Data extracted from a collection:
-=-=-=-=-
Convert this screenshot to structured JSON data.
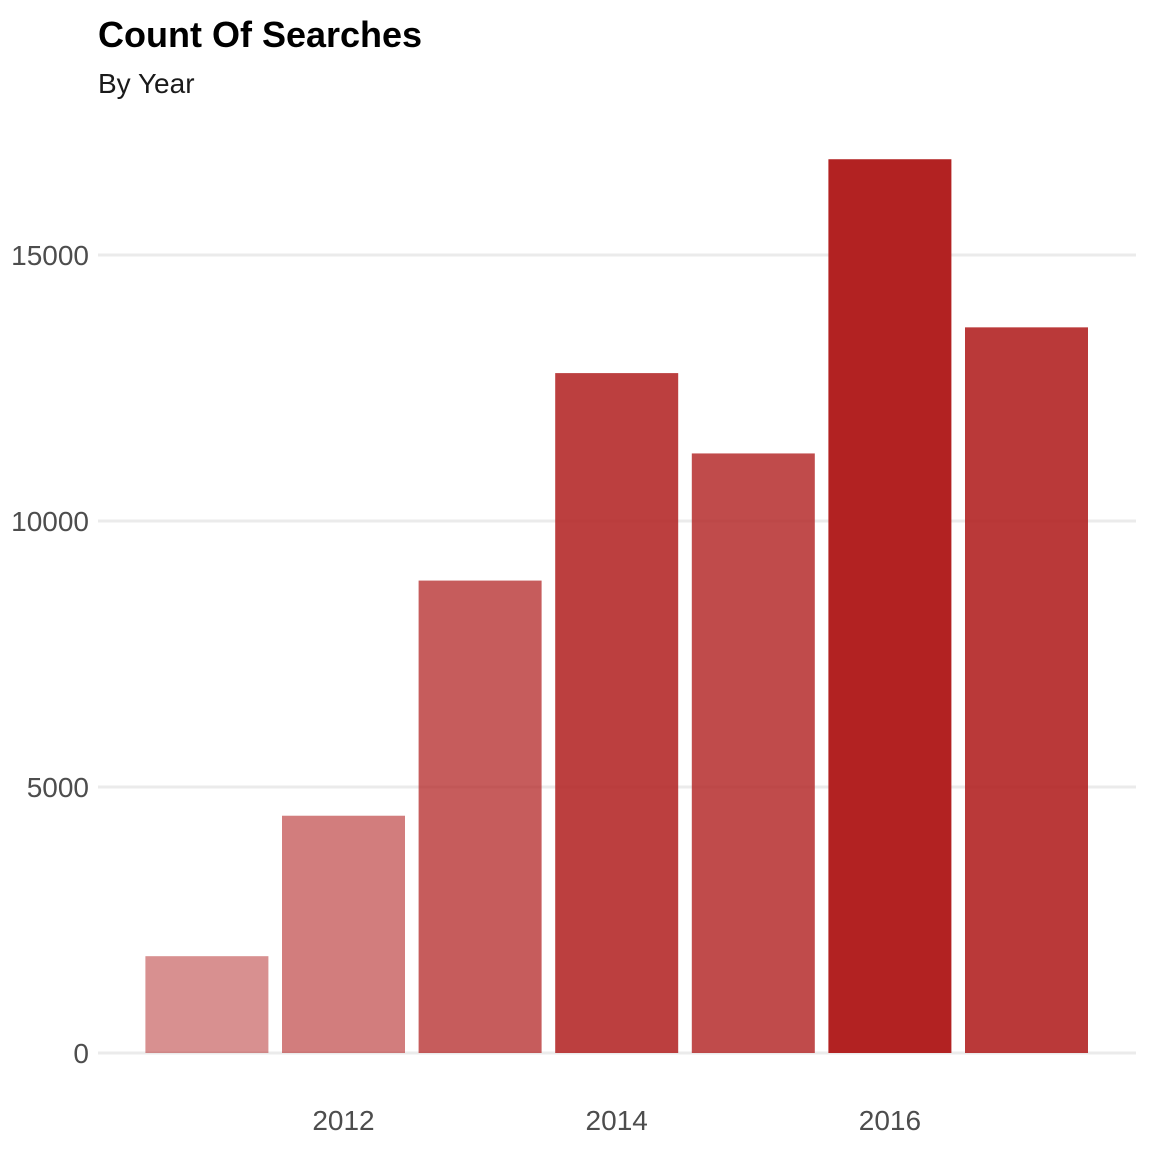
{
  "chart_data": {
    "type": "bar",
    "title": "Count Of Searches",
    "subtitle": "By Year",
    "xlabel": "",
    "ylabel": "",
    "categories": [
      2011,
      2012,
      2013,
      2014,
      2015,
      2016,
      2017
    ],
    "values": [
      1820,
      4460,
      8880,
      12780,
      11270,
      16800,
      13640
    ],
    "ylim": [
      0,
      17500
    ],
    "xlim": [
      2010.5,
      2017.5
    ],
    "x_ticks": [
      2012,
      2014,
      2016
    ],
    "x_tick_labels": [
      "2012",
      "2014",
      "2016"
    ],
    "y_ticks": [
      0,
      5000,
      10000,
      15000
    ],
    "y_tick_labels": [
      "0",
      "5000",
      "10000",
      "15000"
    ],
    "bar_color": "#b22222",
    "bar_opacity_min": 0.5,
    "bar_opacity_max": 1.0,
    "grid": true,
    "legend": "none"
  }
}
-=-=-=-=-
# What needs to be done
Set down the lines of the records above exactly, apart from the pictures.

# Exercise response
Convert this screenshot to structured JSON data.
{
  "chart_data": {
    "type": "bar",
    "title": "Count Of Searches",
    "subtitle": "By Year",
    "xlabel": "",
    "ylabel": "",
    "categories": [
      2011,
      2012,
      2013,
      2014,
      2015,
      2016,
      2017
    ],
    "values": [
      1820,
      4460,
      8880,
      12780,
      11270,
      16800,
      13640
    ],
    "ylim": [
      0,
      17500
    ],
    "xlim": [
      2010.5,
      2017.5
    ],
    "x_ticks": [
      2012,
      2014,
      2016
    ],
    "x_tick_labels": [
      "2012",
      "2014",
      "2016"
    ],
    "y_ticks": [
      0,
      5000,
      10000,
      15000
    ],
    "y_tick_labels": [
      "0",
      "5000",
      "10000",
      "15000"
    ],
    "bar_color": "#b22222",
    "bar_opacity_min": 0.5,
    "bar_opacity_max": 1.0,
    "grid": true,
    "legend": "none"
  }
}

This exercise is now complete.